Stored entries
__________
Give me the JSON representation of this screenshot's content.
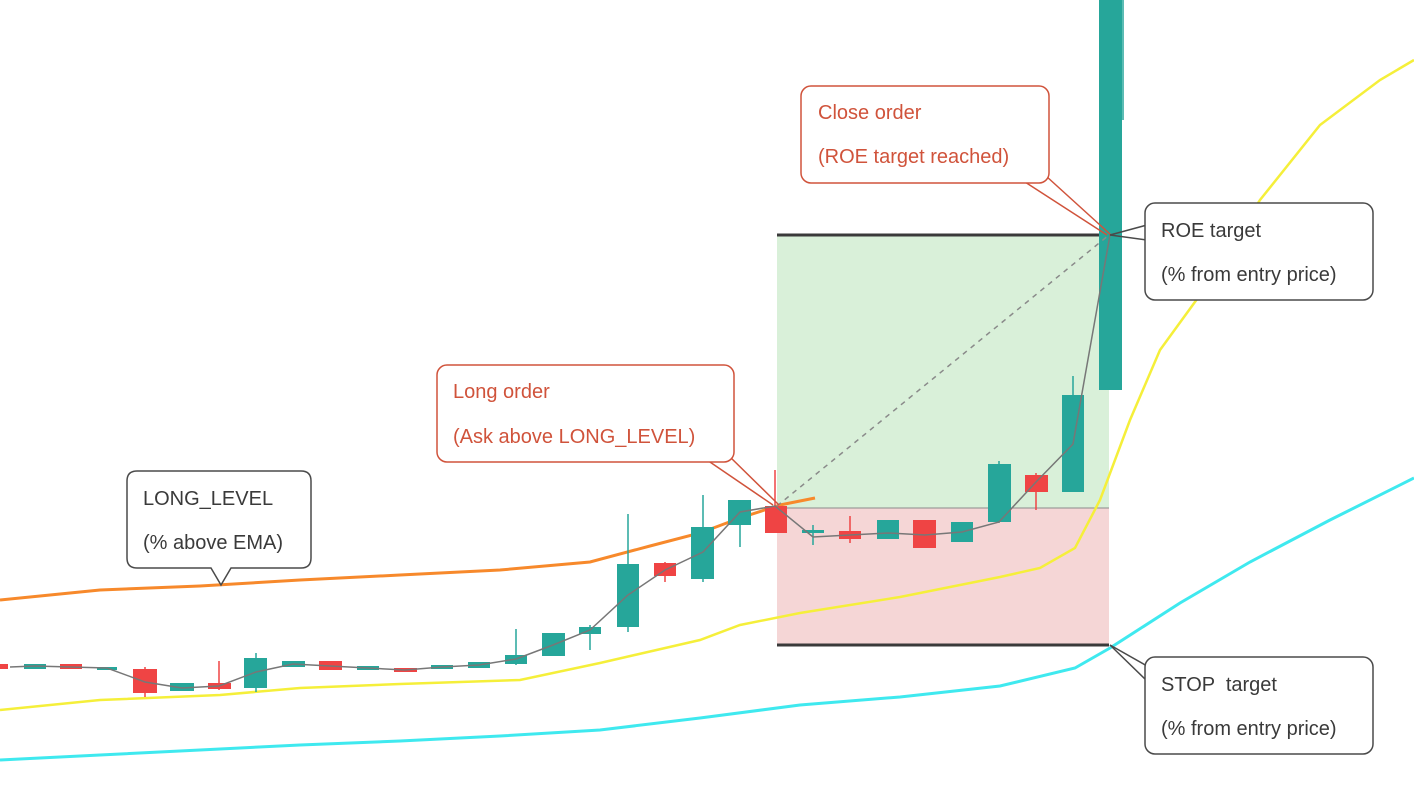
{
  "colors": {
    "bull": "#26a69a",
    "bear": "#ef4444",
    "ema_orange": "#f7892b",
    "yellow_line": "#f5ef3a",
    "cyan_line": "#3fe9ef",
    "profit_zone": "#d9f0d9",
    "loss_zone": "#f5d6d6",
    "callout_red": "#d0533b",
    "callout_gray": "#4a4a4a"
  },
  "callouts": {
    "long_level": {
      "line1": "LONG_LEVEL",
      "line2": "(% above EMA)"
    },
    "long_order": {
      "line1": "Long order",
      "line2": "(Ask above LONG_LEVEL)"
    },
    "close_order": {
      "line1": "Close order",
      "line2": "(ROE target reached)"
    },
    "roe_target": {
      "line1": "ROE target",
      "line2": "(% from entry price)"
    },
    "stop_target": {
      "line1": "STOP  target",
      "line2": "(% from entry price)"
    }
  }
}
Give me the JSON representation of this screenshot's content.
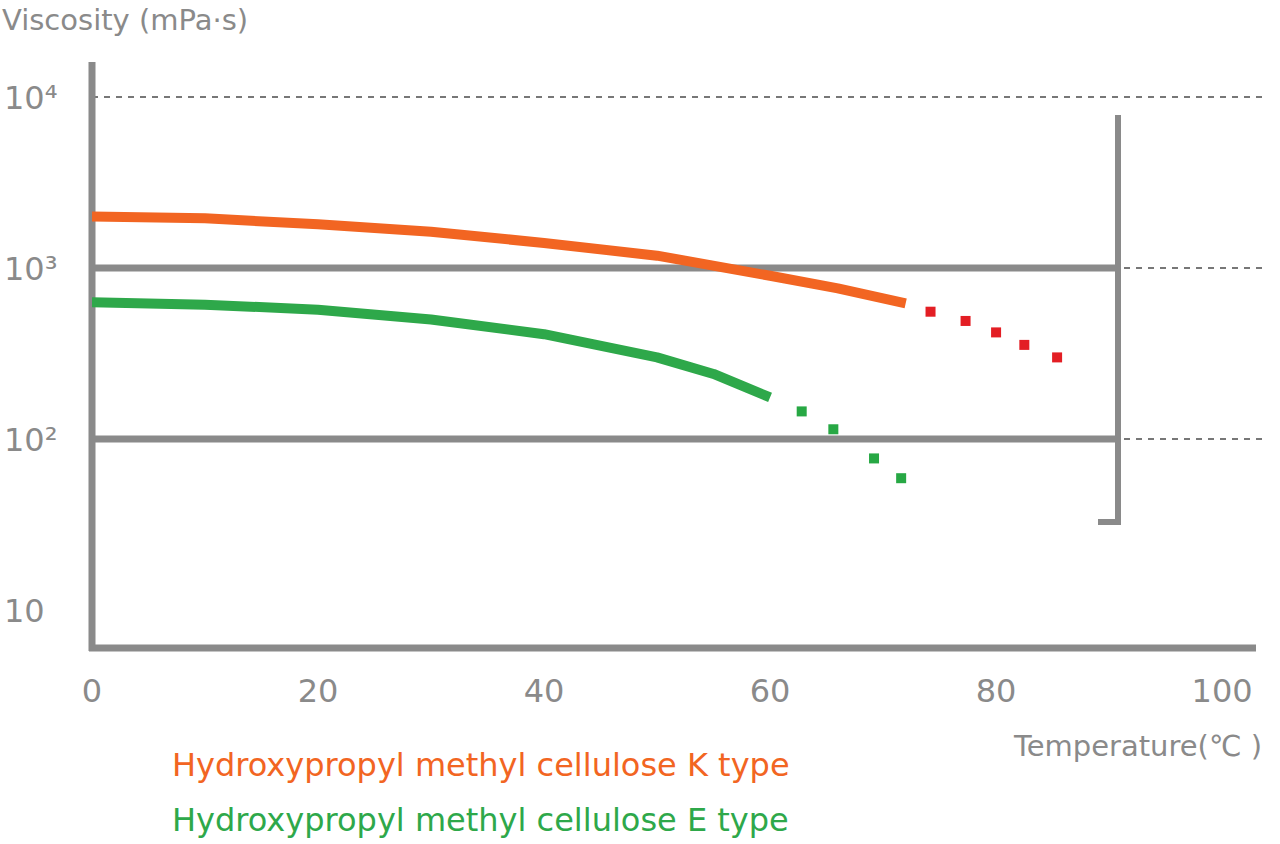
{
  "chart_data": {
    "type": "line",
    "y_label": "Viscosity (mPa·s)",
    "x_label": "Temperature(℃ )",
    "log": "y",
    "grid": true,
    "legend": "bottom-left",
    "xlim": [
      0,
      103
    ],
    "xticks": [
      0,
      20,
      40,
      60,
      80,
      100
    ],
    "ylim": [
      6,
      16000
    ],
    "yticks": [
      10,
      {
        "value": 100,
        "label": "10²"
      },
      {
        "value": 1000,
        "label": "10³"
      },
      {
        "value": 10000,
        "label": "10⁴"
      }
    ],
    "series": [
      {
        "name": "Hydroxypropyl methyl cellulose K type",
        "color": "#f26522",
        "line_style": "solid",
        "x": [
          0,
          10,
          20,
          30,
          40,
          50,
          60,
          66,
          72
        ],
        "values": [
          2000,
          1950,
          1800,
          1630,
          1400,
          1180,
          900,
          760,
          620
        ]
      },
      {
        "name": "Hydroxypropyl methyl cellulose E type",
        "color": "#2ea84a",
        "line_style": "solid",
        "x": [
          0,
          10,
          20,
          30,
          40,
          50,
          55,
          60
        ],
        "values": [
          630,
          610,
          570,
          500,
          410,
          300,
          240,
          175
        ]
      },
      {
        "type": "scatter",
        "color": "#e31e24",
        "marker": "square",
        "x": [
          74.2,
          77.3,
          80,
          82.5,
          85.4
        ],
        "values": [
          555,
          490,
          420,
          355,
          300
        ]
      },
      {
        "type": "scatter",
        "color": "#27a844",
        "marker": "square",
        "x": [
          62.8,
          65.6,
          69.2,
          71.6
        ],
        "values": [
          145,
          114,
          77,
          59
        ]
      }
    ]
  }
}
__________
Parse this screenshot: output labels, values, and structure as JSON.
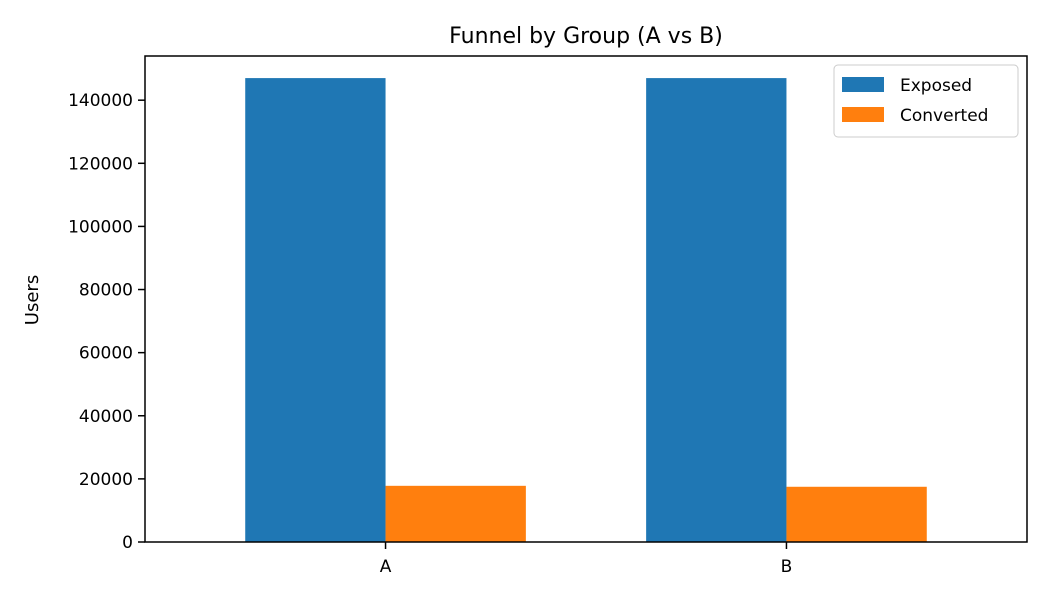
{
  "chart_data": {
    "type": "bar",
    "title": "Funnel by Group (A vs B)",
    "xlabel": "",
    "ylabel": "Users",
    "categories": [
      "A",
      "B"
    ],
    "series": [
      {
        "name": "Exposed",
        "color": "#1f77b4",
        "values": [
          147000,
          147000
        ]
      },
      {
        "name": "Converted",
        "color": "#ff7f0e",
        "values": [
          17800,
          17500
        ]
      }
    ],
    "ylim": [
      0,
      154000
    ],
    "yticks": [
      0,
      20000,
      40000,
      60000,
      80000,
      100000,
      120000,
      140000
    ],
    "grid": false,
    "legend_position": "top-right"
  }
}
__________
▸ JOB
Pick each line holding the word "Hydroxypropyl" out of the listing.

▸ ANSWER BELOW
        "name": "Hydroxypropyl methyl cellulose K type",
        "name": "Hydroxypropyl methyl cellulose E type",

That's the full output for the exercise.